**Data section**
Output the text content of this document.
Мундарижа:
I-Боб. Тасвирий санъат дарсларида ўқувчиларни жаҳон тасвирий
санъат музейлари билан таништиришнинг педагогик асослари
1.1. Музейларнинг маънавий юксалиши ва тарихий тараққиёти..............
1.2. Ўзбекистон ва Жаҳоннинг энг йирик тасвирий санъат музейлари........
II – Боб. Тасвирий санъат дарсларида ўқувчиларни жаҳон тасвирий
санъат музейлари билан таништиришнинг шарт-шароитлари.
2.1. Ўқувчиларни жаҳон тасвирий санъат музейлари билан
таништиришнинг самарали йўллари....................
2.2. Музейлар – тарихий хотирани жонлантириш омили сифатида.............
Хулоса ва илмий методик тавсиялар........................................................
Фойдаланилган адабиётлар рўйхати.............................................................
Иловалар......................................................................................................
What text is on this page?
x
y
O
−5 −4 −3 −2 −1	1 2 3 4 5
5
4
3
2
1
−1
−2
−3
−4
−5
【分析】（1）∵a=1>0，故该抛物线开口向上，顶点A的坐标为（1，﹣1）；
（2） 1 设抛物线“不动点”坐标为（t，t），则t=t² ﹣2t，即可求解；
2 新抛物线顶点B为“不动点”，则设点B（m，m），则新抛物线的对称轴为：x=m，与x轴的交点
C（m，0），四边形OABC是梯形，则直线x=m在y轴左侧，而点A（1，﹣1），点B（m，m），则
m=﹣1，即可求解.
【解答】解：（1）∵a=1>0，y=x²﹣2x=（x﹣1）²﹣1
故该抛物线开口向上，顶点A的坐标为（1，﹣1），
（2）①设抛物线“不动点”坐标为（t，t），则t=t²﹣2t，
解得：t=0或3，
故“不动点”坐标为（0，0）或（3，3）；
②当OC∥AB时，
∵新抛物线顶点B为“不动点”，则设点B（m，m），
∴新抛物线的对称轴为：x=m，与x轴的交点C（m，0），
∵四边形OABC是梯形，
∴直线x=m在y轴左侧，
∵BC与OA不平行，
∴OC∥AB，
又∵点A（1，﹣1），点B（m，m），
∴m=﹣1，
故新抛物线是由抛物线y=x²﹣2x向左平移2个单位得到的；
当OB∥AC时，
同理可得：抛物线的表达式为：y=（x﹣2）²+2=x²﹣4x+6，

**Written problem**
Identify the lines in the entries above that contain "тасвирий", then copy them out.

**Full answer**
I-Боб. Тасвирий санъат дарсларида ўқувчиларни жаҳон тасвирий
1.2. Ўзбекистон ва Жаҳоннинг энг йирик тасвирий санъат музейлари........
II – Боб. Тасвирий санъат дарсларида ўқувчиларни жаҳон тасвирий
2.1. Ўқувчиларни жаҳон тасвирий санъат музейлари билан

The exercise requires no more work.